-- Input material --
******

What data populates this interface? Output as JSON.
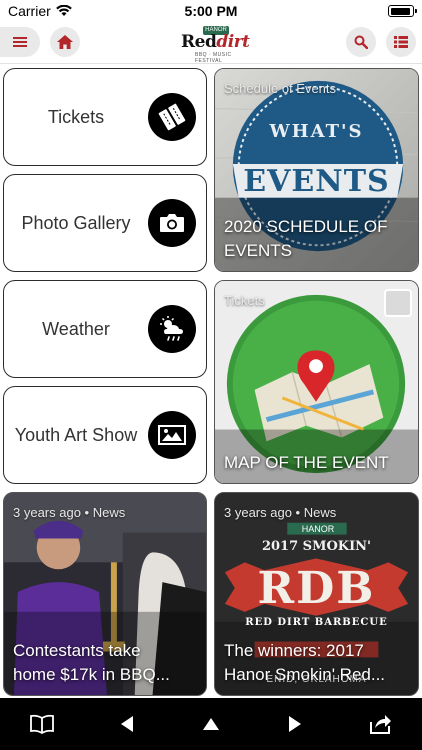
{
  "status": {
    "carrier": "Carrier",
    "time": "5:00 PM"
  },
  "header": {
    "logo": {
      "badge": "HANOR",
      "text_a": "Red",
      "text_b": "dirt",
      "subtitle": "BBQ · MUSIC FESTIVAL"
    },
    "colors": {
      "button_bg": "#e9e9e9",
      "icon_red": "#b3262b"
    }
  },
  "tiles": [
    {
      "label": "Tickets",
      "icon": "ticket-icon"
    },
    {
      "label": "Photo Gallery",
      "icon": "camera-icon"
    },
    {
      "label": "Weather",
      "icon": "weather-icon"
    },
    {
      "label": "Youth Art Show",
      "icon": "image-icon"
    }
  ],
  "cards": {
    "events": {
      "tag": "Schedule of Events",
      "title": "2020 SCHEDULE OF EVENTS",
      "art_top": "WHAT'S",
      "art_main": "EVENTS"
    },
    "map": {
      "tag": "Tickets",
      "title": "MAP OF THE EVENT"
    },
    "news1": {
      "tag": "3 years ago • News",
      "title": "Contestants take\nhome $17k in BBQ..."
    },
    "news2": {
      "tag": "3 years ago • News",
      "title": "The winners: 2017\nHanor Smokin' Red...",
      "art_badge": "HANOR",
      "art_year": "2017 SMOKIN'",
      "art_big": "RDB",
      "art_sub": "RED DIRT BARBECUE",
      "art_loc": "ENID, OKLAHOMA"
    }
  },
  "toolbar": {
    "items": [
      "bookmarks-icon",
      "back-icon",
      "up-icon",
      "forward-icon",
      "share-icon"
    ]
  }
}
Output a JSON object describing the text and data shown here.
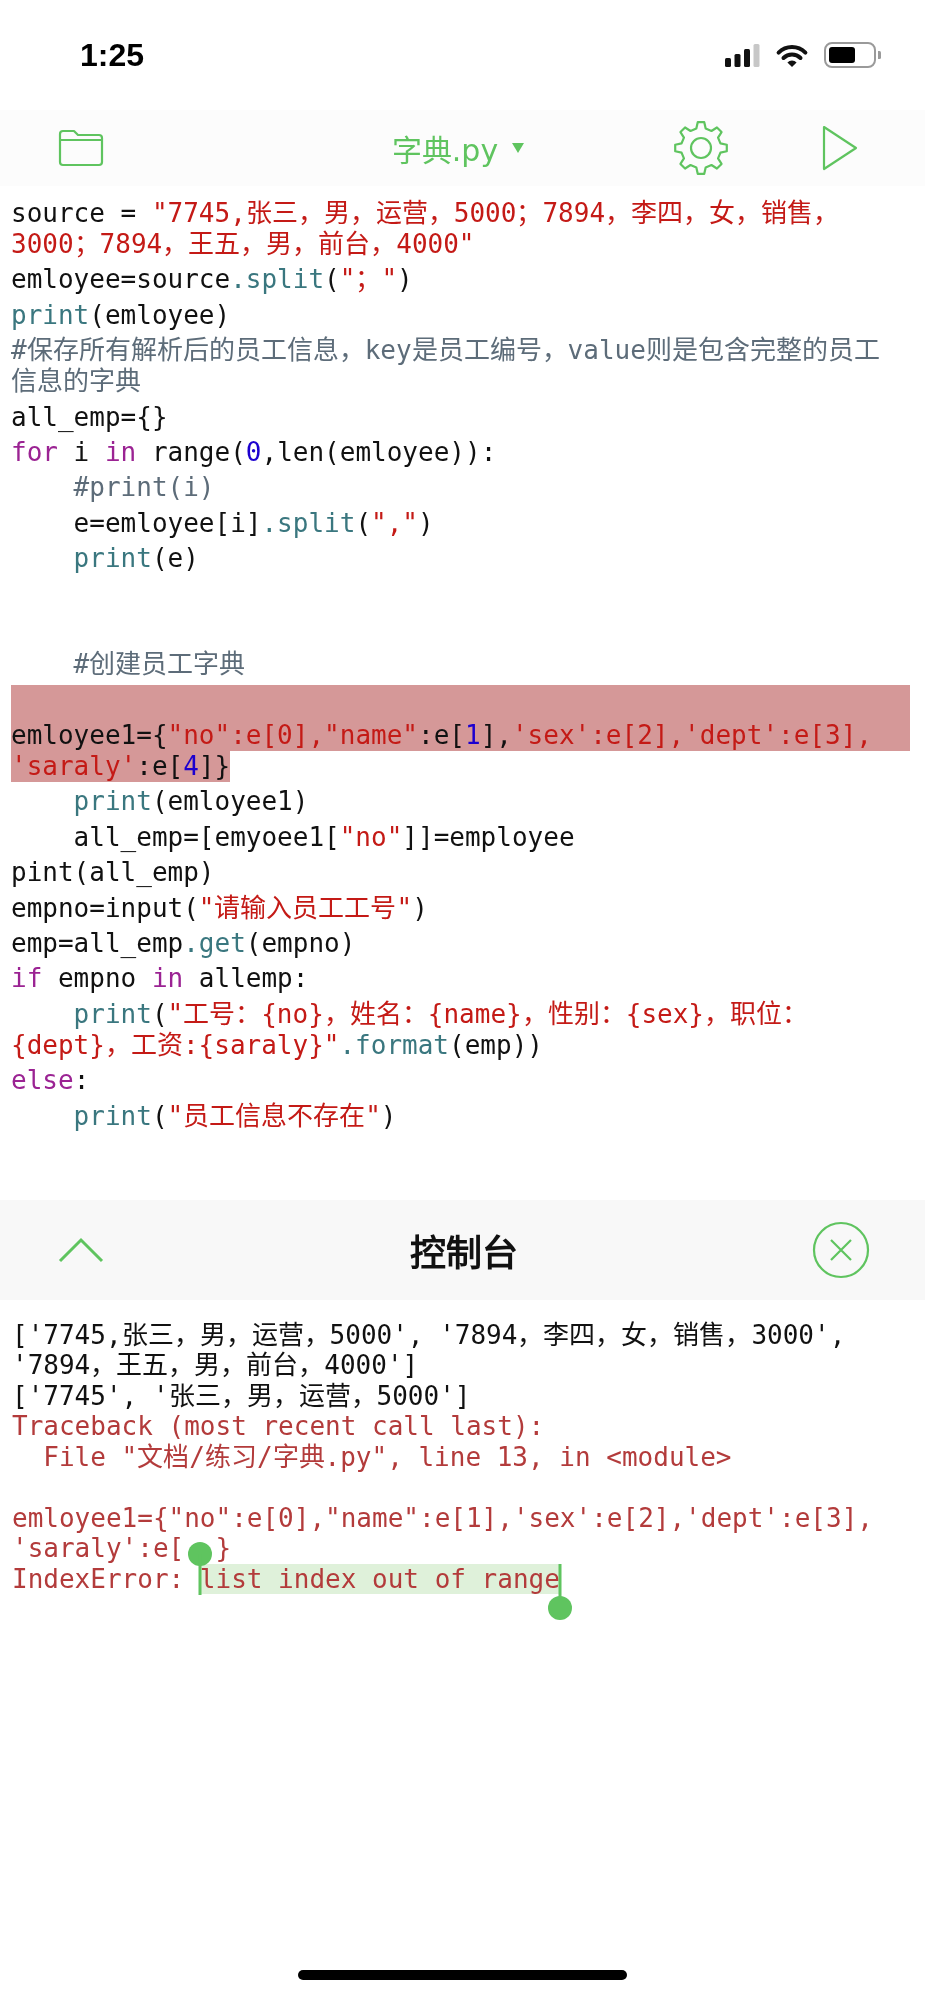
{
  "status_bar": {
    "time": "1:25"
  },
  "toolbar": {
    "title": "字典.py"
  },
  "editor": {
    "lines": [
      {
        "kind": "code",
        "highlighted": false,
        "display_lines": [
          {
            "tokens": [
              {
                "kind": "plain",
                "text": "source = "
              },
              {
                "kind": "string",
                "text": "\"7745,张三，男，运营，5000；7894，李四，女，销售，"
              }
            ]
          },
          {
            "tokens": [
              {
                "kind": "string",
                "text": "3000；7894，王五，男，前台，4000\""
              }
            ]
          }
        ]
      },
      {
        "kind": "code",
        "highlighted": false,
        "display_lines": [
          {
            "tokens": [
              {
                "kind": "plain",
                "text": "emloyee=source"
              },
              {
                "kind": "builtin",
                "text": ".split"
              },
              {
                "kind": "plain",
                "text": "("
              },
              {
                "kind": "string",
                "text": "\"；\""
              },
              {
                "kind": "plain",
                "text": ")"
              }
            ]
          }
        ]
      },
      {
        "kind": "code",
        "highlighted": false,
        "display_lines": [
          {
            "tokens": [
              {
                "kind": "builtin",
                "text": "print"
              },
              {
                "kind": "plain",
                "text": "(emloyee)"
              }
            ]
          }
        ]
      },
      {
        "kind": "code",
        "highlighted": false,
        "display_lines": [
          {
            "tokens": [
              {
                "kind": "comment",
                "text": "#保存所有解析后的员工信息，key是员工编号，value则是包含完整的员工"
              }
            ]
          },
          {
            "tokens": [
              {
                "kind": "comment",
                "text": "信息的字典"
              }
            ]
          }
        ]
      },
      {
        "kind": "code",
        "highlighted": false,
        "display_lines": [
          {
            "tokens": [
              {
                "kind": "plain",
                "text": "all_emp={}"
              }
            ]
          }
        ]
      },
      {
        "kind": "code",
        "highlighted": false,
        "display_lines": [
          {
            "tokens": [
              {
                "kind": "keyword",
                "text": "for"
              },
              {
                "kind": "plain",
                "text": " i "
              },
              {
                "kind": "keyword",
                "text": "in"
              },
              {
                "kind": "plain",
                "text": " range("
              },
              {
                "kind": "number",
                "text": "0"
              },
              {
                "kind": "plain",
                "text": ",len(emloyee)):"
              }
            ]
          }
        ]
      },
      {
        "kind": "indented",
        "children": [
          {
            "kind": "code",
            "highlighted": false,
            "display_lines": [
              {
                "tokens": [
                  {
                    "kind": "comment",
                    "text": "#print(i)"
                  }
                ]
              }
            ]
          },
          {
            "kind": "code",
            "highlighted": false,
            "display_lines": [
              {
                "tokens": [
                  {
                    "kind": "plain",
                    "text": "e=emloyee[i]"
                  },
                  {
                    "kind": "builtin",
                    "text": ".split"
                  },
                  {
                    "kind": "plain",
                    "text": "("
                  },
                  {
                    "kind": "string",
                    "text": "\",\""
                  },
                  {
                    "kind": "plain",
                    "text": ")"
                  }
                ]
              }
            ]
          },
          {
            "kind": "code",
            "highlighted": false,
            "display_lines": [
              {
                "tokens": [
                  {
                    "kind": "builtin",
                    "text": "print"
                  },
                  {
                    "kind": "plain",
                    "text": "(e)"
                  }
                ]
              }
            ]
          },
          {
            "kind": "blank",
            "highlighted": false
          },
          {
            "kind": "blank",
            "highlighted": false
          },
          {
            "kind": "code",
            "highlighted": false,
            "display_lines": [
              {
                "tokens": [
                  {
                    "kind": "comment",
                    "text": "#创建员工字典"
                  }
                ]
              }
            ]
          }
        ]
      },
      {
        "kind": "blank",
        "highlighted": true
      },
      {
        "kind": "code",
        "highlighted": true,
        "display_lines": [
          {
            "tokens": [
              {
                "kind": "plain",
                "text": "emloyee1={"
              },
              {
                "kind": "string",
                "text": "\"no\":e[0],\"name\""
              },
              {
                "kind": "plain",
                "text": ":e["
              },
              {
                "kind": "number",
                "text": "1"
              },
              {
                "kind": "plain",
                "text": "],"
              },
              {
                "kind": "string",
                "text": "'sex':e[2],'dept':e[3],"
              }
            ]
          },
          {
            "tokens": [
              {
                "kind": "string",
                "text": "'saraly'"
              },
              {
                "kind": "plain",
                "text": ":e["
              },
              {
                "kind": "number",
                "text": "4"
              },
              {
                "kind": "plain",
                "text": "]}"
              }
            ]
          }
        ]
      },
      {
        "kind": "indented",
        "children": [
          {
            "kind": "code",
            "highlighted": false,
            "display_lines": [
              {
                "tokens": [
                  {
                    "kind": "builtin",
                    "text": "print"
                  },
                  {
                    "kind": "plain",
                    "text": "(emloyee1)"
                  }
                ]
              }
            ]
          },
          {
            "kind": "code",
            "highlighted": false,
            "display_lines": [
              {
                "tokens": [
                  {
                    "kind": "plain",
                    "text": "all_emp=[emyoee1["
                  },
                  {
                    "kind": "string",
                    "text": "\"no\""
                  },
                  {
                    "kind": "plain",
                    "text": "]]=employee"
                  }
                ]
              }
            ]
          }
        ]
      },
      {
        "kind": "code",
        "highlighted": false,
        "display_lines": [
          {
            "tokens": [
              {
                "kind": "plain",
                "text": "pint(all_emp)"
              }
            ]
          }
        ]
      },
      {
        "kind": "code",
        "highlighted": false,
        "display_lines": [
          {
            "tokens": [
              {
                "kind": "plain",
                "text": "empno=input("
              },
              {
                "kind": "string",
                "text": "\"请输入员工工号\""
              },
              {
                "kind": "plain",
                "text": ")"
              }
            ]
          }
        ]
      },
      {
        "kind": "code",
        "highlighted": false,
        "display_lines": [
          {
            "tokens": [
              {
                "kind": "plain",
                "text": "emp=all_emp"
              },
              {
                "kind": "builtin",
                "text": ".get"
              },
              {
                "kind": "plain",
                "text": "(empno)"
              }
            ]
          }
        ]
      },
      {
        "kind": "code",
        "highlighted": false,
        "display_lines": [
          {
            "tokens": [
              {
                "kind": "keyword",
                "text": "if"
              },
              {
                "kind": "plain",
                "text": " empno "
              },
              {
                "kind": "keyword",
                "text": "in"
              },
              {
                "kind": "plain",
                "text": " allemp:"
              }
            ]
          }
        ]
      },
      {
        "kind": "indented",
        "children": [
          {
            "kind": "code",
            "highlighted": false,
            "display_lines": [
              {
                "tokens": [
                  {
                    "kind": "builtin",
                    "text": "print"
                  },
                  {
                    "kind": "plain",
                    "text": "("
                  },
                  {
                    "kind": "string",
                    "text": "\"工号：{no}，姓名：{name}，性别：{sex}，职位："
                  }
                ]
              },
              {
                "tokens": [
                  {
                    "kind": "string",
                    "text": "{dept}，工资:{saraly}\""
                  },
                  {
                    "kind": "builtin",
                    "text": ".format"
                  },
                  {
                    "kind": "plain",
                    "text": "(emp))"
                  }
                ]
              }
            ]
          }
        ]
      },
      {
        "kind": "code",
        "highlighted": false,
        "display_lines": [
          {
            "tokens": [
              {
                "kind": "keyword",
                "text": "else"
              },
              {
                "kind": "plain",
                "text": ":"
              }
            ]
          }
        ]
      },
      {
        "kind": "indented",
        "children": [
          {
            "kind": "code",
            "highlighted": false,
            "display_lines": [
              {
                "tokens": [
                  {
                    "kind": "builtin",
                    "text": "print"
                  },
                  {
                    "kind": "plain",
                    "text": "("
                  },
                  {
                    "kind": "string",
                    "text": "\"员工信息不存在\""
                  },
                  {
                    "kind": "plain",
                    "text": ")"
                  }
                ]
              }
            ]
          }
        ]
      }
    ]
  },
  "console": {
    "title": "控制台",
    "lines": [
      {
        "kind": "output",
        "display_lines": [
          {
            "parts": [
              "['7745,张三，男，运营，5000', '7894，李四，女，销售，3000',"
            ]
          },
          {
            "parts": [
              "'7894，王五，男，前台，4000']"
            ]
          }
        ]
      },
      {
        "kind": "output",
        "display_lines": [
          {
            "parts": [
              "['7745', '张三，男，运营，5000']"
            ]
          }
        ]
      },
      {
        "kind": "error",
        "display_lines": [
          {
            "parts": [
              "Traceback (most recent call last):"
            ]
          }
        ]
      },
      {
        "kind": "error",
        "display_lines": [
          {
            "parts": [
              "  File \"文档/练习/字典.py\", line 13, in <module>"
            ]
          }
        ]
      },
      {
        "kind": "source",
        "display_lines": [
          {
            "parts": [
              "emloyee1={\"no\":e[0],\"name\":e[1],'sex':e[2],'dept':e[3],"
            ]
          },
          {
            "parts": [
              "'saraly':e[",
              "}"
            ]
          }
        ]
      },
      {
        "kind": "exception",
        "segments": [
          {
            "text": "IndexError: ",
            "selected": false
          },
          {
            "text": "list index out of range",
            "selected": true
          }
        ]
      }
    ]
  }
}
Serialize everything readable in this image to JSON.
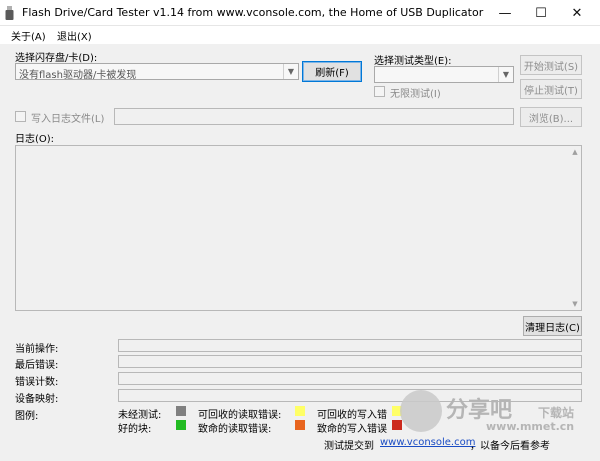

******

-- What you will do --
Pick out the lines above that hold the string "true" and show them.

-- Written solution --
        "highlighted": true
        "highlighted": true,
            "selected": true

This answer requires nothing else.